Recorded data:
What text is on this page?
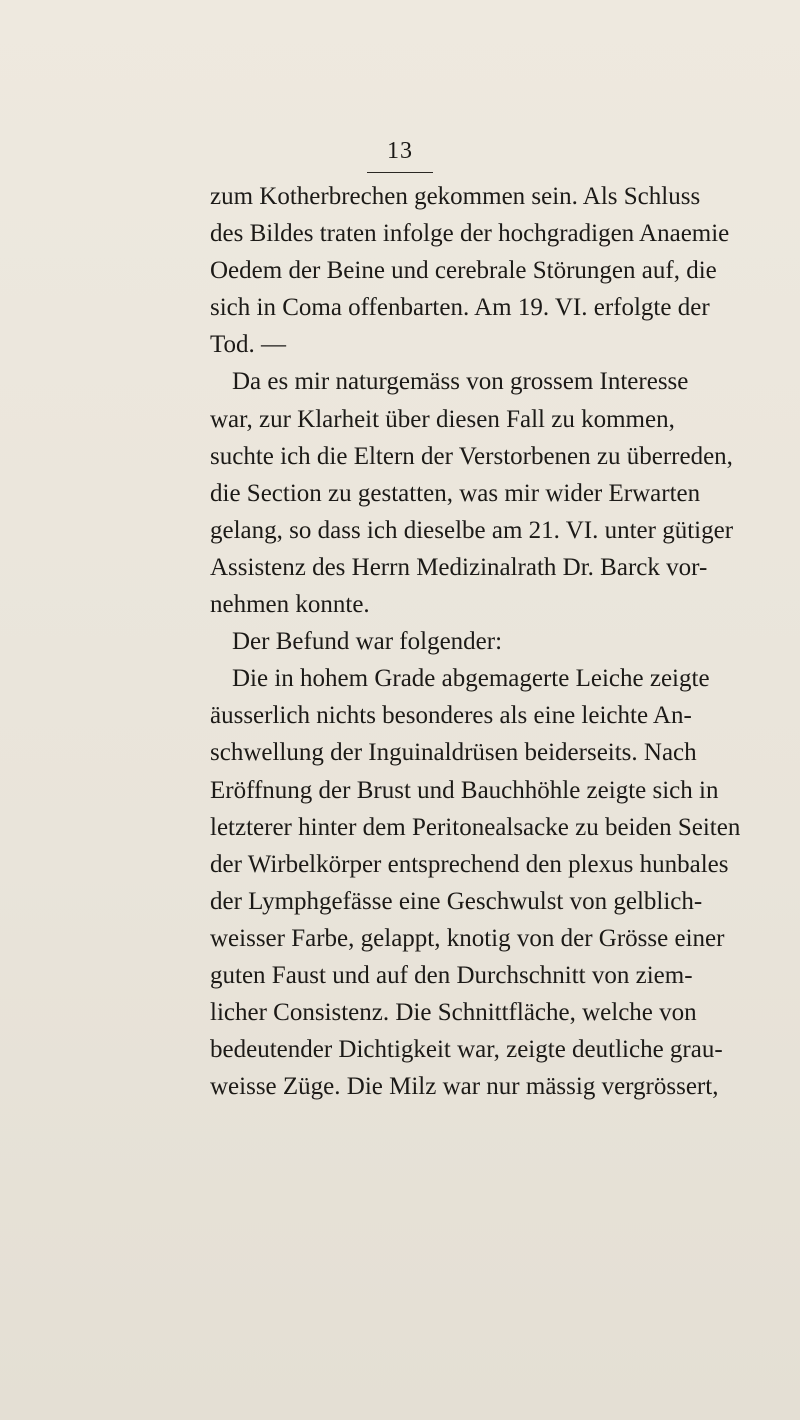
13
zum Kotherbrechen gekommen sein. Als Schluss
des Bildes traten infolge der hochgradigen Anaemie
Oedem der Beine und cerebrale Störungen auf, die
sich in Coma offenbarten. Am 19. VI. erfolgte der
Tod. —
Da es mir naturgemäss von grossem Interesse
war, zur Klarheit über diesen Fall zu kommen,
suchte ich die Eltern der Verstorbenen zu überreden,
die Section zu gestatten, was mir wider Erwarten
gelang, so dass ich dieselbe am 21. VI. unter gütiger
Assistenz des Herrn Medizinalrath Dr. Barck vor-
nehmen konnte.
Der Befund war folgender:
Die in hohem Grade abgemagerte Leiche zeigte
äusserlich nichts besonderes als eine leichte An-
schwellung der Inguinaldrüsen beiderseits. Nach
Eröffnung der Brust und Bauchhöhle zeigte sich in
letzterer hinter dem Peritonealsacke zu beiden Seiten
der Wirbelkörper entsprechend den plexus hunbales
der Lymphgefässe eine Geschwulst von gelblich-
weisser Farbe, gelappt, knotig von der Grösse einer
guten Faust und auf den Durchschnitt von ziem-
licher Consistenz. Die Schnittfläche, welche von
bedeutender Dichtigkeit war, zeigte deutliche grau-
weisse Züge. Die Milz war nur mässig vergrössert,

==

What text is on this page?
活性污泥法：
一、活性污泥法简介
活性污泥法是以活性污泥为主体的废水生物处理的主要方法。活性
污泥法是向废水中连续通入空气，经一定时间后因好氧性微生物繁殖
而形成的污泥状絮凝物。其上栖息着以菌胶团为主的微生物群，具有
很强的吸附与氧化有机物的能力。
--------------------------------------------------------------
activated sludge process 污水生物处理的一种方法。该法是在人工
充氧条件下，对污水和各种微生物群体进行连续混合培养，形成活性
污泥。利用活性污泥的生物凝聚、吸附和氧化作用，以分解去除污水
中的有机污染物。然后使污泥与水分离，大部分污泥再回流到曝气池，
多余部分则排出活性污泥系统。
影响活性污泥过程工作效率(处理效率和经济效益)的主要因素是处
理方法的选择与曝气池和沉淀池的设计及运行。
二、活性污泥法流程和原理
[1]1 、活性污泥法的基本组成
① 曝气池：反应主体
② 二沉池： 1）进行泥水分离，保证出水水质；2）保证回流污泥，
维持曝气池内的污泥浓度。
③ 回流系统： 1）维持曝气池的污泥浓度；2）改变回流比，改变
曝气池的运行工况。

---

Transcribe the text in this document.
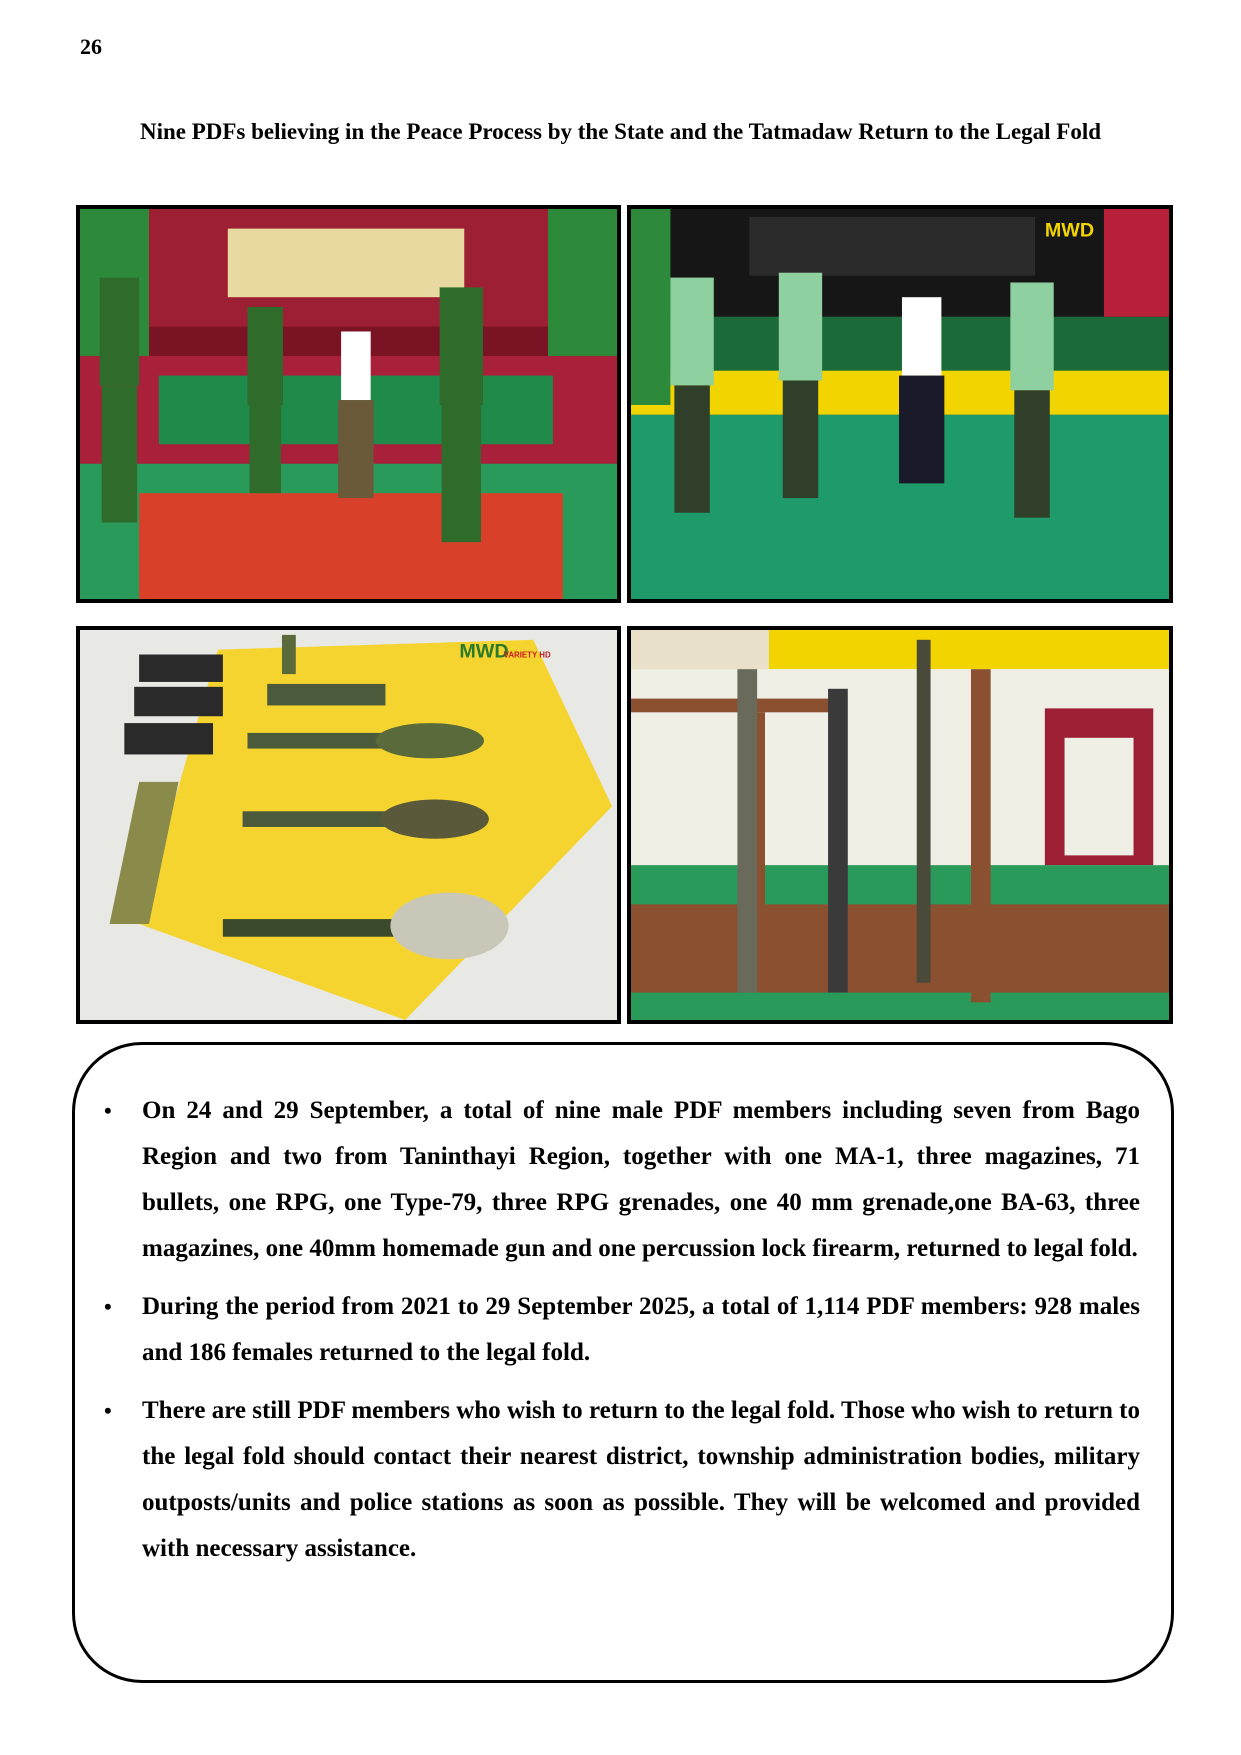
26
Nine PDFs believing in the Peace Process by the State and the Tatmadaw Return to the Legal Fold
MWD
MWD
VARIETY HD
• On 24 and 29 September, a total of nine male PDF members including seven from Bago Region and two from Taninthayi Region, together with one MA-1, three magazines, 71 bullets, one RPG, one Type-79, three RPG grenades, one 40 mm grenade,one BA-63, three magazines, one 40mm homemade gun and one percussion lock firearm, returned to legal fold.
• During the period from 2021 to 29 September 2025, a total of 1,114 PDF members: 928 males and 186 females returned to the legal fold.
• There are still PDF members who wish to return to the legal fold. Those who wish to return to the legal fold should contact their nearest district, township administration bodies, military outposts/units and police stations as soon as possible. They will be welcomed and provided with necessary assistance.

TASK GOAL: Where a line of the records above holds the word "zeigte", copy that line.

RESPONSE FOR THIS EXERCISE:
Die in hohem Grade abgemagerte Leiche zeigte
Eröffnung der Brust und Bauchhöhle zeigte sich in
bedeutender Dichtigkeit war, zeigte deutliche grau-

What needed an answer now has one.